## WORK INSTRUCTIONS
Write out all lines holding the word "entries".

Dataset records
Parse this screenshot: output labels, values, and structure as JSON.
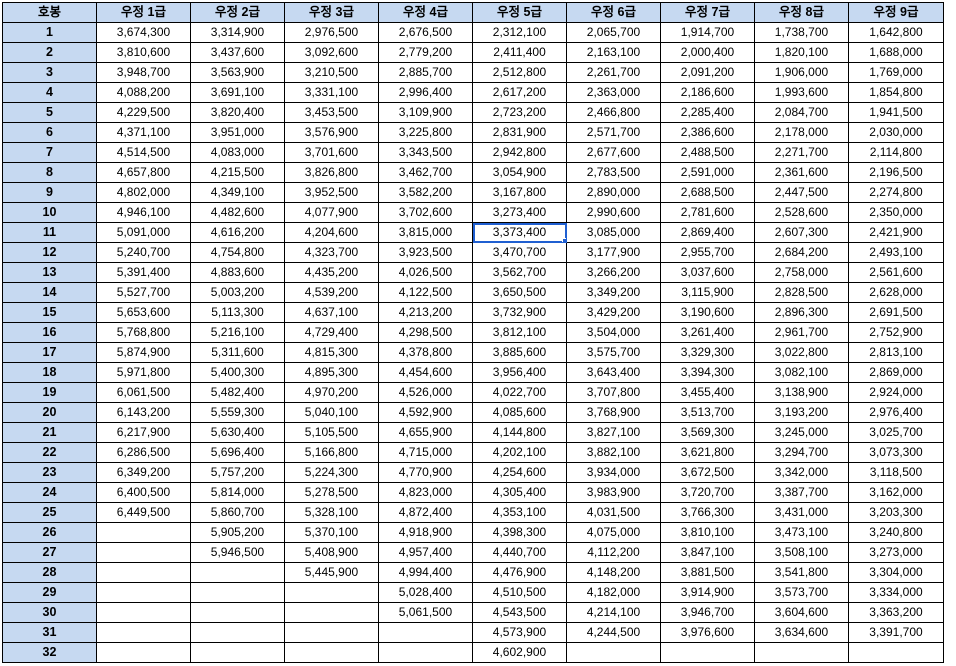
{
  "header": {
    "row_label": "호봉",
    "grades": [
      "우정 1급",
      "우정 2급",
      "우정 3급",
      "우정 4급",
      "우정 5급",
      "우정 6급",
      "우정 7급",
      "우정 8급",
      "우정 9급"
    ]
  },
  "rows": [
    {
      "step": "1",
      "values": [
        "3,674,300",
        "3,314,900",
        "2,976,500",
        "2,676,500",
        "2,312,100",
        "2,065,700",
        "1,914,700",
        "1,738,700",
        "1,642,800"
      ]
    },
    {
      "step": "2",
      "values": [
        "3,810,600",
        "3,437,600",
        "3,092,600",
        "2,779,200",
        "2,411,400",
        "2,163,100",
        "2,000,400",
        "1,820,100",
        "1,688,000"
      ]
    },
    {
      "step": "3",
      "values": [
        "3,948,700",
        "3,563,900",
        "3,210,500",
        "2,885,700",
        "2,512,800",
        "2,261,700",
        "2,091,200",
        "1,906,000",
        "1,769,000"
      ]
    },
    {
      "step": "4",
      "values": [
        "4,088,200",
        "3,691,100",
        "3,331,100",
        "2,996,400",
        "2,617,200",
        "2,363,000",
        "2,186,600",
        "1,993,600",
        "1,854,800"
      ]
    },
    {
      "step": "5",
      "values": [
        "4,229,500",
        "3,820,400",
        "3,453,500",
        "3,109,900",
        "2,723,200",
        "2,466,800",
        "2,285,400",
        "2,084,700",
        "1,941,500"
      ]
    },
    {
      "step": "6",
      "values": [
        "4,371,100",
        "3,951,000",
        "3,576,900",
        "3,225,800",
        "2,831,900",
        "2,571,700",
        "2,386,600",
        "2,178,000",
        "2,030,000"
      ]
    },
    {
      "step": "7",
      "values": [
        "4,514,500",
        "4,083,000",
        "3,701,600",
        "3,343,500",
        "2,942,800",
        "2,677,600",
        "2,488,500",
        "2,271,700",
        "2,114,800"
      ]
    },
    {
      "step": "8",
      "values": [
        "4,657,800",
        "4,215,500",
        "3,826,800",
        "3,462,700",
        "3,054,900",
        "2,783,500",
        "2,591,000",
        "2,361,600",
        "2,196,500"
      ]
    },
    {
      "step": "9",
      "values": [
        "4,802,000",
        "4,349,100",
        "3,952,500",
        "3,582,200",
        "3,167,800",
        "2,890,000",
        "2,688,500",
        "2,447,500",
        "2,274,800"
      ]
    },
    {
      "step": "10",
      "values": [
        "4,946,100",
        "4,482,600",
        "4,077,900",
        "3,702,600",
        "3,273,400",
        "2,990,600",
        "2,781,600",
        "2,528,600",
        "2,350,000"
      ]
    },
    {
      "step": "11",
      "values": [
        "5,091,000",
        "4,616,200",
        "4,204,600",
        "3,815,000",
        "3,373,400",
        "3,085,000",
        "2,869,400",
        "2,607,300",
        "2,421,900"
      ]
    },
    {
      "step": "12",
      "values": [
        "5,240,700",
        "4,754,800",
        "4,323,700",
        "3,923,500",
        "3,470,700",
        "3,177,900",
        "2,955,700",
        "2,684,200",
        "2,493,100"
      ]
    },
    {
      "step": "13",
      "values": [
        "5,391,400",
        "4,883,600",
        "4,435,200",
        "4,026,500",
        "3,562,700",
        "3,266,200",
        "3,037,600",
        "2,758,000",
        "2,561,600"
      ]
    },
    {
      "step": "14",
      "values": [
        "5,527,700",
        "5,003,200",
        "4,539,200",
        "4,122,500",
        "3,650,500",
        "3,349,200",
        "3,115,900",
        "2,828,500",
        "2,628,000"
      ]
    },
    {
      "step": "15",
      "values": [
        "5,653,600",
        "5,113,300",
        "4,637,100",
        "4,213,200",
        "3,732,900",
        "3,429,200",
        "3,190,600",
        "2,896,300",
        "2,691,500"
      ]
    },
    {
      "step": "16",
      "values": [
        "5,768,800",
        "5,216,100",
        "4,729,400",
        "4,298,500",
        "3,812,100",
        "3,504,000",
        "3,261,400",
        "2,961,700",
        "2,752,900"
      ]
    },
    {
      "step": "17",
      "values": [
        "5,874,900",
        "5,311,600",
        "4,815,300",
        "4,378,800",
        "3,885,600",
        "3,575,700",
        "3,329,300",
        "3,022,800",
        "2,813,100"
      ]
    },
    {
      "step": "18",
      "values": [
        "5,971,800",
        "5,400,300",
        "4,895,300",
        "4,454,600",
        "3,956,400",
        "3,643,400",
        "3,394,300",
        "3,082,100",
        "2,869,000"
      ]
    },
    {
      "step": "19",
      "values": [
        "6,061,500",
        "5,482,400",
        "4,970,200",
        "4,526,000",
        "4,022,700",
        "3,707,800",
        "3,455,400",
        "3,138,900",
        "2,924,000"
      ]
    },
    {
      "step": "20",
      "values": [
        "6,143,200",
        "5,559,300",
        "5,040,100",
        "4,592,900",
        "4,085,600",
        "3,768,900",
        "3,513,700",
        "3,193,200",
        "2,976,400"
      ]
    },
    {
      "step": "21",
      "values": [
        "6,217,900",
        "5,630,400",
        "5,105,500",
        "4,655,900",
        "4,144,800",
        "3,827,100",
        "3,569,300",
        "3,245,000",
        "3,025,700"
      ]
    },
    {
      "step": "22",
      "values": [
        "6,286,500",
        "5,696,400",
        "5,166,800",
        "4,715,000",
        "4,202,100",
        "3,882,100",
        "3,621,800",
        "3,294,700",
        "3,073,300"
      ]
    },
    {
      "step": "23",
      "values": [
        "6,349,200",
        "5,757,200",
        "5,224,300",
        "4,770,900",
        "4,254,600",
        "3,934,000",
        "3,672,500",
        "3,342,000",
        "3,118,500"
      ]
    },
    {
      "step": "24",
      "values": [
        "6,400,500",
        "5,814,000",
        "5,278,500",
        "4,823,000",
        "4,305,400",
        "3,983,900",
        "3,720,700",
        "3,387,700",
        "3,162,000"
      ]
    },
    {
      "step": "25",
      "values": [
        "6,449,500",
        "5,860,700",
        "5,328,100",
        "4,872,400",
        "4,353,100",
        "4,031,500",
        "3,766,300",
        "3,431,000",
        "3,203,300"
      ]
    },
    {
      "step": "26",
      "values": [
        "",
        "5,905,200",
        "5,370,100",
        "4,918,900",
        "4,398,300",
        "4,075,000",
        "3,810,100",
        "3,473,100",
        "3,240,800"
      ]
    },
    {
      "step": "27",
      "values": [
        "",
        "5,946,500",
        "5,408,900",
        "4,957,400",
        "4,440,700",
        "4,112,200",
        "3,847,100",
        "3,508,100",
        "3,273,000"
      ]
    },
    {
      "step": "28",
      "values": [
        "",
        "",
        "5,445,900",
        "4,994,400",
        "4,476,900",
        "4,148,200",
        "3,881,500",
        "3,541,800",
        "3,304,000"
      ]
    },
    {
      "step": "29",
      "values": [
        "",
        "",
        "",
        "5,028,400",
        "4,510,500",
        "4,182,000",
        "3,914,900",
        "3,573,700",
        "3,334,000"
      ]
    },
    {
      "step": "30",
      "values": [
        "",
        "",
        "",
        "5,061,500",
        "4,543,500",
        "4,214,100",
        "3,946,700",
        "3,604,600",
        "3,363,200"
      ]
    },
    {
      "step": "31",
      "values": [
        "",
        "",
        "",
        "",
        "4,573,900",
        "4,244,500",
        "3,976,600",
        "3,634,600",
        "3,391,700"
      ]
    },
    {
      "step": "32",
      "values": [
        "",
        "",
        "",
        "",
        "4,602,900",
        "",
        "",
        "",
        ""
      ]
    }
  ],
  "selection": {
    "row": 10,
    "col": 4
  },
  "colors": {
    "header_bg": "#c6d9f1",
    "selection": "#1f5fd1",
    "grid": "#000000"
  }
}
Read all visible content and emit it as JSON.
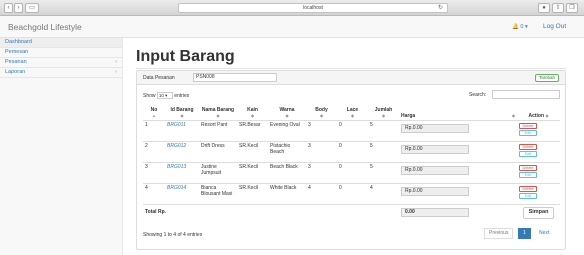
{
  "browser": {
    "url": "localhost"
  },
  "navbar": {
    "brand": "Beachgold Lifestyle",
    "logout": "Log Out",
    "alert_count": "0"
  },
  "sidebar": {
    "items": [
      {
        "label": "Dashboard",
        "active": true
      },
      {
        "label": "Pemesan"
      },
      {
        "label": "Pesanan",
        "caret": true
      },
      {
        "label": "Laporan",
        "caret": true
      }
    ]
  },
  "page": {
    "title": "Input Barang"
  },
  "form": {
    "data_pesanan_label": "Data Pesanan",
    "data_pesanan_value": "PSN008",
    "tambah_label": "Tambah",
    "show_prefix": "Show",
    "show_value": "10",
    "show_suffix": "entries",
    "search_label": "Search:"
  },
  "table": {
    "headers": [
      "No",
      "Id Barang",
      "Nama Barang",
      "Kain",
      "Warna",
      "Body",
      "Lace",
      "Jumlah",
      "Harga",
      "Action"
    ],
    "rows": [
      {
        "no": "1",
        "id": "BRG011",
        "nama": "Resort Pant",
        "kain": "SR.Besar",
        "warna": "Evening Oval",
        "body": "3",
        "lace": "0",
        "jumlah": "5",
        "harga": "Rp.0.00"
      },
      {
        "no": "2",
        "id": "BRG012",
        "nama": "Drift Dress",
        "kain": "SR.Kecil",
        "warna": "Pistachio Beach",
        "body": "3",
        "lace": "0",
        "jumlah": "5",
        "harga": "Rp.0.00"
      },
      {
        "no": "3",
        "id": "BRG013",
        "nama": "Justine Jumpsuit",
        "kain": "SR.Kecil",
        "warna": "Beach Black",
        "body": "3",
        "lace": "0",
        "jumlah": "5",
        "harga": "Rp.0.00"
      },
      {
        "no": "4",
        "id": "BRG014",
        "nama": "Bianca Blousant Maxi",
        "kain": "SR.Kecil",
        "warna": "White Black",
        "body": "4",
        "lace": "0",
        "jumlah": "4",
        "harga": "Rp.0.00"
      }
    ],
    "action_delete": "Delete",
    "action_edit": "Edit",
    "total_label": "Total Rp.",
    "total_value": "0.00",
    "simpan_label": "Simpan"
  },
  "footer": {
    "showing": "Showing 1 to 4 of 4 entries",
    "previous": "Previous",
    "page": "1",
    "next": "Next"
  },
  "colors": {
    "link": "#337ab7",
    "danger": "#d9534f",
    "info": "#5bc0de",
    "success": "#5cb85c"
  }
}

## FULL OUTPUT
    "show_suffix": "entries",
    "showing": "Showing 1 to 4 of 4 entries",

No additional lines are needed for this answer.